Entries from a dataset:

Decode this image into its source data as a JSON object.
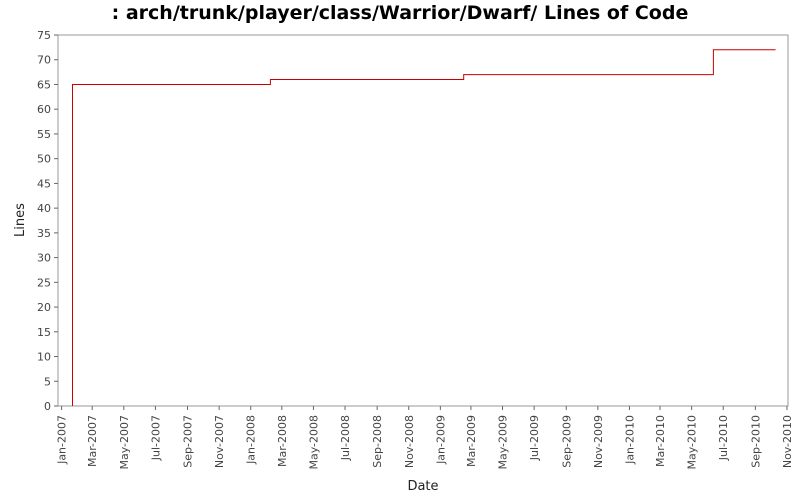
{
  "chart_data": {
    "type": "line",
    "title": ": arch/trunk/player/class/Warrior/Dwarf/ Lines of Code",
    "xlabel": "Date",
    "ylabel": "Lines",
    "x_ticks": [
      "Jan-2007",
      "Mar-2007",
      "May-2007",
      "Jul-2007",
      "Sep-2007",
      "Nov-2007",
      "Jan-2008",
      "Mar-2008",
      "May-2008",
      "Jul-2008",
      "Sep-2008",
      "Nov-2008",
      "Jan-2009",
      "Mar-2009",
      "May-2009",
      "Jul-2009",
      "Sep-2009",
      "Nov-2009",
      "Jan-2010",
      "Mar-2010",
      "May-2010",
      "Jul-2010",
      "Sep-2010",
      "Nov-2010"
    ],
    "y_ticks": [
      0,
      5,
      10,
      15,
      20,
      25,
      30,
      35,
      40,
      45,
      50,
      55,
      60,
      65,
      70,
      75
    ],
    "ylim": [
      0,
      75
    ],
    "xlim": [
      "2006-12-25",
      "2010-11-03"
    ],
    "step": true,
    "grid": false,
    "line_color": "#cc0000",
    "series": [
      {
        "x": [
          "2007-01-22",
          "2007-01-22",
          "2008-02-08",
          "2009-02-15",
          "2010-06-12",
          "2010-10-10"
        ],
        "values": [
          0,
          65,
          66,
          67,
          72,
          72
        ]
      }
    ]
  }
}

## YOUR TASK
Copy out every line of the listing that includes the string "Lines".

## WRITTEN RESPONSE
    "title": ": arch/trunk/player/class/Warrior/Dwarf/ Lines of Code",
    "ylabel": "Lines",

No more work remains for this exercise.